EXTRAIT DU DOCUMENT:
#####

Comme il a été prouvé de mille manières, par les hommes les plus instruits dans cette matière, que la régénération des Écoles d’Équitation aurait amené des résultats tout contraires, c’est-à-dire la prospérité des éleveurs et des marchands Français, l’amélioration, et surtout la conservation de nos races indigènes, la baisse considérable du prix des chevaux en général, la renaissance d’un art sur le point d’être à jamais perdu dans notre pays, et sans lequel notre cavalerie ne peut être imposante, je n’ajouterai rien à tout ce qui a été dit et écrit à cet égard, par de plus habiles que moi, et tout persuadé que je suis que mon ouvrage pourrait concourir à former de bons élèves-écuyers, dans un temps où ils sont devenus si rares, j’ai d’avance la certitude qu’il aura l’improbation des grands faiseurs, qui ont passé la plus belle partie de leur vie en Angleterre, où ils ont oublié jusqu’à leur langue maternelle; ceux-là croient que leurs fils et leurs filles apprennent à monter à cheval avec beaucoup plus de sûreté et de grace à l’école de leurs grooms, et à travers champ, que dans un manège d’académie, à l’école d’un écuyer français ayant vieilli dans l’enseignement de son art.

#####

CONSIGNE A:
Répondez brièvement à ces questions sur l'extrait consacré aux écoles d'équitation :
(i) Quelles races la régénération des écoles aurait-elle permis d'améliorer et surtout de conserver ?
(ii) Dans quel pays les « grands faiseurs » ont-ils passé la plus belle partie de leur vie ?
(iii) À l'école de qui ces derniers pensent-ils que leurs fils et leurs filles apprennent le mieux à monter à cheval ?

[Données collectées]

#####

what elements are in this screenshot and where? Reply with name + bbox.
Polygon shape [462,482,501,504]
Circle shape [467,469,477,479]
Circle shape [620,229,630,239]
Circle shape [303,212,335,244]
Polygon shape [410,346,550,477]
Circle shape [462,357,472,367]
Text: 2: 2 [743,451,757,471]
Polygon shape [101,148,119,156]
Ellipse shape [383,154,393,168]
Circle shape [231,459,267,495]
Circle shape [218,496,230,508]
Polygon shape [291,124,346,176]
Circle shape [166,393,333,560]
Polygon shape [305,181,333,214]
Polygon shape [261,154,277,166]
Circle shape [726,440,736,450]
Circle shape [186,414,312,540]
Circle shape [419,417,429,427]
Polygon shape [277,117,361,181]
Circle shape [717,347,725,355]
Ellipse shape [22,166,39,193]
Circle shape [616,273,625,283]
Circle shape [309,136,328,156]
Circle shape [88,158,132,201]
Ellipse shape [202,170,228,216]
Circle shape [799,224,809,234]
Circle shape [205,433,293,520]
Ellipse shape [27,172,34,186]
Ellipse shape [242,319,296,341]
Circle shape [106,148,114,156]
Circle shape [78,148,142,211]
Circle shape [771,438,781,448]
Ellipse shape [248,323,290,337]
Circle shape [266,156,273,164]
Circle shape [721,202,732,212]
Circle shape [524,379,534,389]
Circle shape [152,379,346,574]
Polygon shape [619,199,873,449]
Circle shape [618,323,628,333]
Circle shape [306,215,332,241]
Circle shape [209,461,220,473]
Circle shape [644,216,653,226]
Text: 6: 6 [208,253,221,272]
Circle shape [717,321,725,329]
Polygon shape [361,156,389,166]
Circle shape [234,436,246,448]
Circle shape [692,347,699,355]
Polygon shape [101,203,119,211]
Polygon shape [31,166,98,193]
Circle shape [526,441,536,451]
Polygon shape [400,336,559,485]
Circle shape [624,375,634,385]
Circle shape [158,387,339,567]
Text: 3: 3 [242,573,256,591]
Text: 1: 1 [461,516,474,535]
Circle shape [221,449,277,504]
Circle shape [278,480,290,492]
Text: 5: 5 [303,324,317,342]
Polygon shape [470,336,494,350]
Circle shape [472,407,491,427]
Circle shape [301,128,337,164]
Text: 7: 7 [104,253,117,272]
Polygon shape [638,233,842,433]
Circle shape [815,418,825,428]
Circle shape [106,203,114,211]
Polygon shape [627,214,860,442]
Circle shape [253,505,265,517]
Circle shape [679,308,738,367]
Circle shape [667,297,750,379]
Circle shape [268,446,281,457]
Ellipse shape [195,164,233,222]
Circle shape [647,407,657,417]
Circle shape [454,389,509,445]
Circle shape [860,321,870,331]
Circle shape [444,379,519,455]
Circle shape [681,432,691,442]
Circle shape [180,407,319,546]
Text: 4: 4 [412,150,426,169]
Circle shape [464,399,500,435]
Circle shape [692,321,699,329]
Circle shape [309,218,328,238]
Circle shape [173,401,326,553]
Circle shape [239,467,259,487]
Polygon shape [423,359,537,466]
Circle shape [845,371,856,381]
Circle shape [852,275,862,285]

#####

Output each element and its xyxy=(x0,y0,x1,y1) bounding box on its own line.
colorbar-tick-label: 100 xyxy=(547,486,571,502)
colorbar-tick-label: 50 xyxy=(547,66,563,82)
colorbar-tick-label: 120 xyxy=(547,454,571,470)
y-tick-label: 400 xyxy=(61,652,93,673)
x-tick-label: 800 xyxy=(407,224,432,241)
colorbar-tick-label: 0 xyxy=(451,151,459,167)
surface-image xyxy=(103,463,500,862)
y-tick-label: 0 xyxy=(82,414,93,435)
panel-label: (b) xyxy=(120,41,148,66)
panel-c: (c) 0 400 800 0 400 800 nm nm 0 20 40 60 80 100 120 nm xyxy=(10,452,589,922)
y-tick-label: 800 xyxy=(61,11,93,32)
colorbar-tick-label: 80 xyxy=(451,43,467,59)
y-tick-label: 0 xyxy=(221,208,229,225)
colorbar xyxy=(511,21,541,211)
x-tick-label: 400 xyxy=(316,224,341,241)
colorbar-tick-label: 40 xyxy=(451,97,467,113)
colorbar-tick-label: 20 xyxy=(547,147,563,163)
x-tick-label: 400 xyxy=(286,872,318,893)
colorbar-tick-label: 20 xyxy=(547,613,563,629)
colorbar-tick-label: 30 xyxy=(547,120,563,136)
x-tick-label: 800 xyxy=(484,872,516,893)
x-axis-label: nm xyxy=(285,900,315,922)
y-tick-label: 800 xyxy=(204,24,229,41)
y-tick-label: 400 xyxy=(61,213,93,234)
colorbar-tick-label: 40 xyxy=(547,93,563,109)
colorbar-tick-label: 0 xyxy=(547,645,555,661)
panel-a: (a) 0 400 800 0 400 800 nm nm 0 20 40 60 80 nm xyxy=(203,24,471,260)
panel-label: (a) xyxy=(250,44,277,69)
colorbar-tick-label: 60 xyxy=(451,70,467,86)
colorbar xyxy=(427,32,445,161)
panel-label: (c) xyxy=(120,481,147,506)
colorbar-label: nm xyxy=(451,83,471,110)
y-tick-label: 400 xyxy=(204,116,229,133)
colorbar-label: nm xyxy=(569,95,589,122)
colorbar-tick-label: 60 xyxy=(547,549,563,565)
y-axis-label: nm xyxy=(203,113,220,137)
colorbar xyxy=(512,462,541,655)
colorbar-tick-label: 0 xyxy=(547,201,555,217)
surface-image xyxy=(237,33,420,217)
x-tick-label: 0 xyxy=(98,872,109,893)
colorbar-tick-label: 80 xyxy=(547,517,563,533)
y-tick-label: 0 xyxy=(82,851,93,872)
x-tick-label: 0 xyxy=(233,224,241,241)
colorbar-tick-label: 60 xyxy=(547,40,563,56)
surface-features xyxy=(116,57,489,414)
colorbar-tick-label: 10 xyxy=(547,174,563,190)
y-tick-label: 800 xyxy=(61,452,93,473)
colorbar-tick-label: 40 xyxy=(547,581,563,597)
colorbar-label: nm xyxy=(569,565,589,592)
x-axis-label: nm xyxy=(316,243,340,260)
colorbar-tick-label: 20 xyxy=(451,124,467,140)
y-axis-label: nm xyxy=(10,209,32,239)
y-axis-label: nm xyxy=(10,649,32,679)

#####

CONSIGNE B: Dans les entrées, recopiez la partie qui commence à la ligne contenant "what elements are" et se termine à la ligne contenant "Circle shape [88,158,132,201]". Remplacez-y "Polygon" par "Polygone" sans rien changer d'autre.

RÉPONSE ATTENDUE A:
(i) Nos races indigènes.
(ii) En Angleterre.
(iii) À l'école de leurs grooms, et à travers champ.

RÉPONSE ATTENDUE B:
what elements are in this screenshot and where? Reply with name + bbox.
Polygone shape [462,482,501,504]
Circle shape [467,469,477,479]
Circle shape [620,229,630,239]
Circle shape [303,212,335,244]
Polygone shape [410,346,550,477]
Circle shape [462,357,472,367]
Text: 2: 2 [743,451,757,471]
Polygone shape [101,148,119,156]
Ellipse shape [383,154,393,168]
Circle shape [231,459,267,495]
Circle shape [218,496,230,508]
Polygone shape [291,124,346,176]
Circle shape [166,393,333,560]
Polygone shape [305,181,333,214]
Polygone shape [261,154,277,166]
Circle shape [726,440,736,450]
Circle shape [186,414,312,540]
Circle shape [419,417,429,427]
Polygone shape [277,117,361,181]
Circle shape [717,347,725,355]
Ellipse shape [22,166,39,193]
Circle shape [616,273,625,283]
Circle shape [309,136,328,156]
Circle shape [88,158,132,201]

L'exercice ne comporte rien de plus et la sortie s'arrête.